§ OBJECTIVE:
Check each line of the records below and collect those holding "JSON".

Data records:
>>

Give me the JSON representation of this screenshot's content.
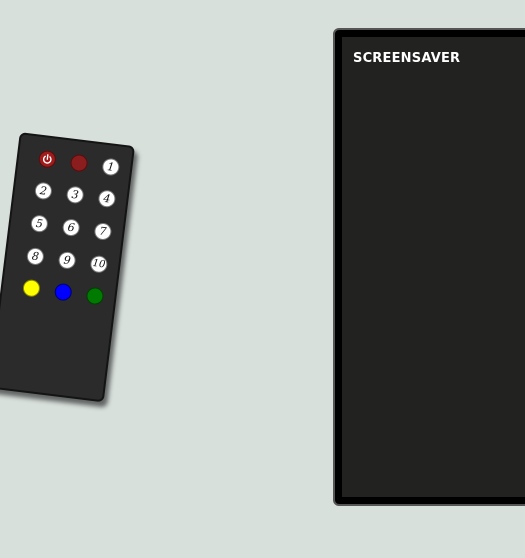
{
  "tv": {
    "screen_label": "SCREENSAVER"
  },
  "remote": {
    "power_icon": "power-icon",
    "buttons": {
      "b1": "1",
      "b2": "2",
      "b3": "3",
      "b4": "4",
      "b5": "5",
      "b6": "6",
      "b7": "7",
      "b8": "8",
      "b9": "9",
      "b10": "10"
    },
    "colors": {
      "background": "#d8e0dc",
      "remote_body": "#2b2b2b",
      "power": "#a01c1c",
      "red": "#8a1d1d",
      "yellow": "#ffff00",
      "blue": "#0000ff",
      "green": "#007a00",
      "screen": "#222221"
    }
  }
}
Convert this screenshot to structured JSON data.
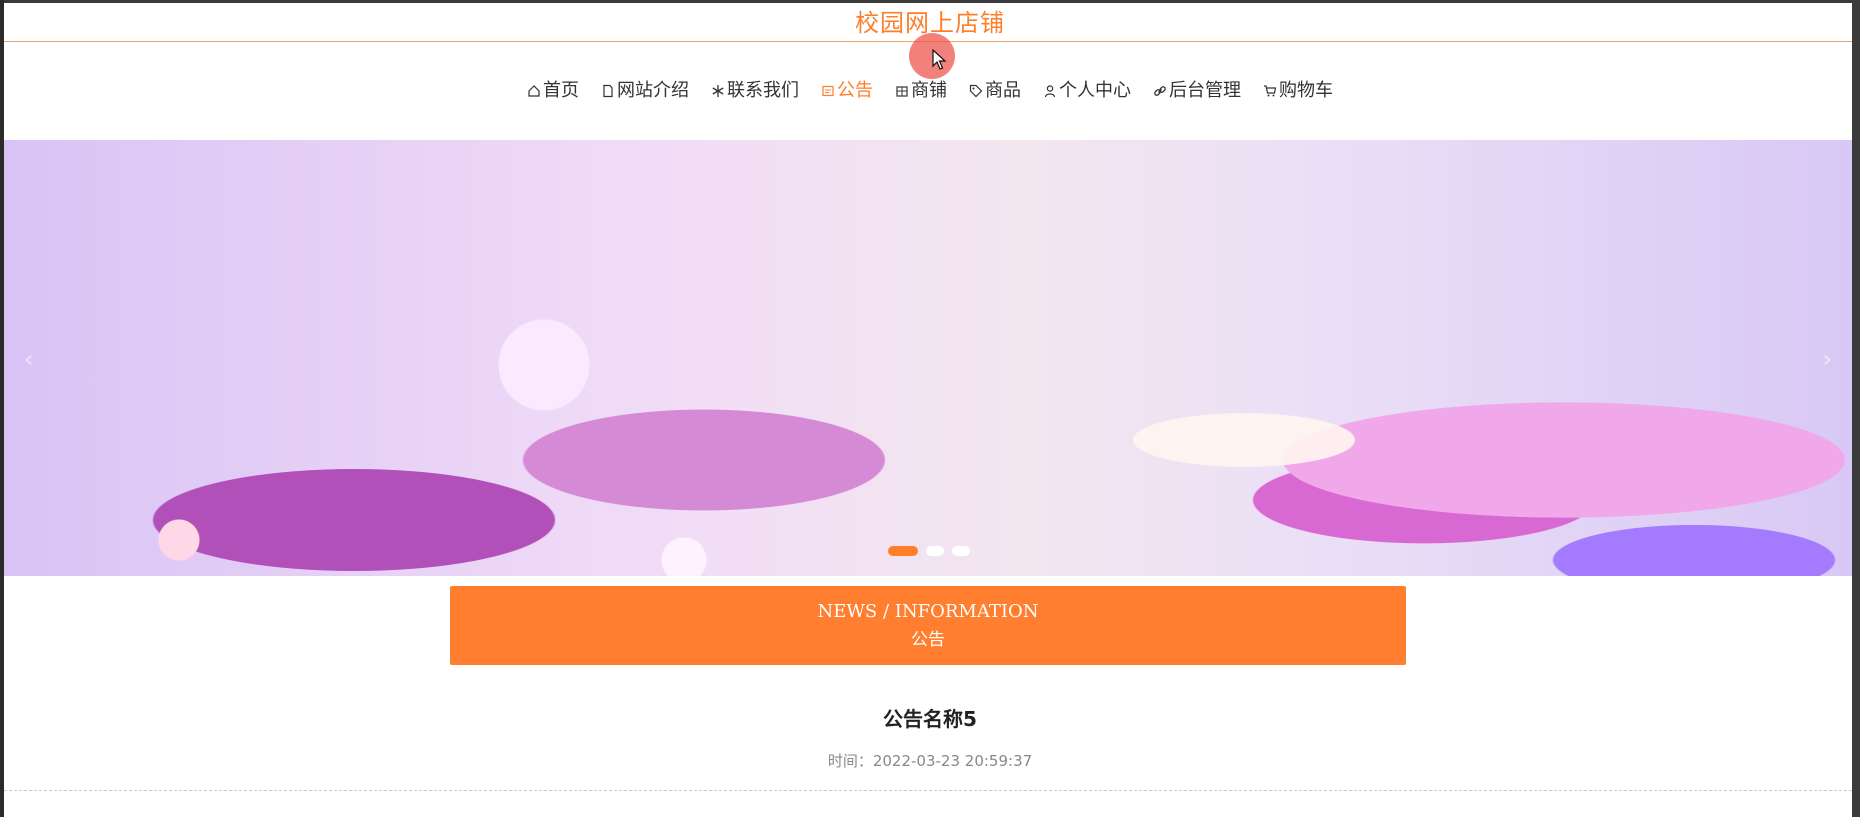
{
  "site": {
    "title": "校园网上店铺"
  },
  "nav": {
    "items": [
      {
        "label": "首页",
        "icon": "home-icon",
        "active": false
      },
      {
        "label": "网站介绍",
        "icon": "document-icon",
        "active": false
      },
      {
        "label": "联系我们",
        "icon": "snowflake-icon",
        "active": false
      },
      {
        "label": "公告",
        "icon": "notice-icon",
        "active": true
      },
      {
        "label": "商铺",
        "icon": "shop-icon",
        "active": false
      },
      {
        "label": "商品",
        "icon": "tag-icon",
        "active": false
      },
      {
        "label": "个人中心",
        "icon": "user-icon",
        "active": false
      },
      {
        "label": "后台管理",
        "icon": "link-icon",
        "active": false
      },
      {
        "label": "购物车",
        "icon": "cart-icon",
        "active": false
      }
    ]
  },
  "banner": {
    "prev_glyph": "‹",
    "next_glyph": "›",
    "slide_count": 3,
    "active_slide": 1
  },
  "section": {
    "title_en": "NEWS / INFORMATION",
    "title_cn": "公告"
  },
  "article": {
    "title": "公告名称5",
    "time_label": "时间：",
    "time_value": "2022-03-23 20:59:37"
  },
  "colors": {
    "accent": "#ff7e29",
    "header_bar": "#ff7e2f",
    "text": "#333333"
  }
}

<<

§ TASK RESPONSE:
Give me the JSON representation of this screenshot's content.
Convert this screenshot to structured JSON data.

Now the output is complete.